Given records.

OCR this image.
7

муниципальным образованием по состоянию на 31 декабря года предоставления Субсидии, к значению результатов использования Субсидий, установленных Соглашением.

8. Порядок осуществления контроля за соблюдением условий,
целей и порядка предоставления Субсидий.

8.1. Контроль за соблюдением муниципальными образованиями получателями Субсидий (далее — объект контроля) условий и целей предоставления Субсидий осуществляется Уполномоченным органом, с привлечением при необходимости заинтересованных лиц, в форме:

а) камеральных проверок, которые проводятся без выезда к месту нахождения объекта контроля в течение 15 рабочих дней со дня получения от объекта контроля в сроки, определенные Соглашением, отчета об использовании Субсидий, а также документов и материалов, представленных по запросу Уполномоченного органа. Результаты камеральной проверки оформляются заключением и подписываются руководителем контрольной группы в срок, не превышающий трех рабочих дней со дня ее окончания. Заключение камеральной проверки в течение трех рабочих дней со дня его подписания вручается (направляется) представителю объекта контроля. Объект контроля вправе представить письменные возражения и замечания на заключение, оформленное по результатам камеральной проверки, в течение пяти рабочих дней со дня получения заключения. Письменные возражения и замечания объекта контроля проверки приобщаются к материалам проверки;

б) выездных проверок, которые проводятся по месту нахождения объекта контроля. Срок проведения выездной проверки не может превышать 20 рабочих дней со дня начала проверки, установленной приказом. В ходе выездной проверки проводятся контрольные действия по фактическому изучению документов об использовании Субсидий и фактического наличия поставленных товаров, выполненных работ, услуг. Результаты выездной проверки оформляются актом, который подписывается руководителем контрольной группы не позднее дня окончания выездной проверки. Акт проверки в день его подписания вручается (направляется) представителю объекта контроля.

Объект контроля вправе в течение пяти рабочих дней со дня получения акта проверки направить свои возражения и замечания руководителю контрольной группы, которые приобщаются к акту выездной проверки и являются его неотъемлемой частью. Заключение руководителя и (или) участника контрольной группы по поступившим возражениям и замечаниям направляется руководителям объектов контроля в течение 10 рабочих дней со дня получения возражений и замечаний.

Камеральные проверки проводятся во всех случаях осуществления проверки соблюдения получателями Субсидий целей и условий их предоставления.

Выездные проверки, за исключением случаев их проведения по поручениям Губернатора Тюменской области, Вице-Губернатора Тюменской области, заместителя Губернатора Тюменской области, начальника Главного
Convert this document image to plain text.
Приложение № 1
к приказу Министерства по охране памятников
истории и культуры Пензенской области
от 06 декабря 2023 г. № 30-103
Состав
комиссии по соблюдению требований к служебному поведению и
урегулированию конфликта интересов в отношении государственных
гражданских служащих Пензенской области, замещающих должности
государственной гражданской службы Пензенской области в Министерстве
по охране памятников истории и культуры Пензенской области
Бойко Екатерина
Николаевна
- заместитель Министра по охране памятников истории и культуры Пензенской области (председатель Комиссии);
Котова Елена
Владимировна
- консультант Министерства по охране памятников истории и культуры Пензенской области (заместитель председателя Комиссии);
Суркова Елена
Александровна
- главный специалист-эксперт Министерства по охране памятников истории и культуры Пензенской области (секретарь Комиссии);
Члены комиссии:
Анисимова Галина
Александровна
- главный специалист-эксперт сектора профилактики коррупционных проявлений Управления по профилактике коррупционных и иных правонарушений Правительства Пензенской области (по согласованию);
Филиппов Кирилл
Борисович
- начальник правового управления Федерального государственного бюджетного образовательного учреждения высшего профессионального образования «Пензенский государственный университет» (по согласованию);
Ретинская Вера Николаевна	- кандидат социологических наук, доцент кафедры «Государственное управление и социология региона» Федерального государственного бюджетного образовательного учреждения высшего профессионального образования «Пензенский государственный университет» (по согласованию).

Problem requirements.
Exactly how many lines contain "приобщаются"? State the number and nothing else.

Answer for the task.
2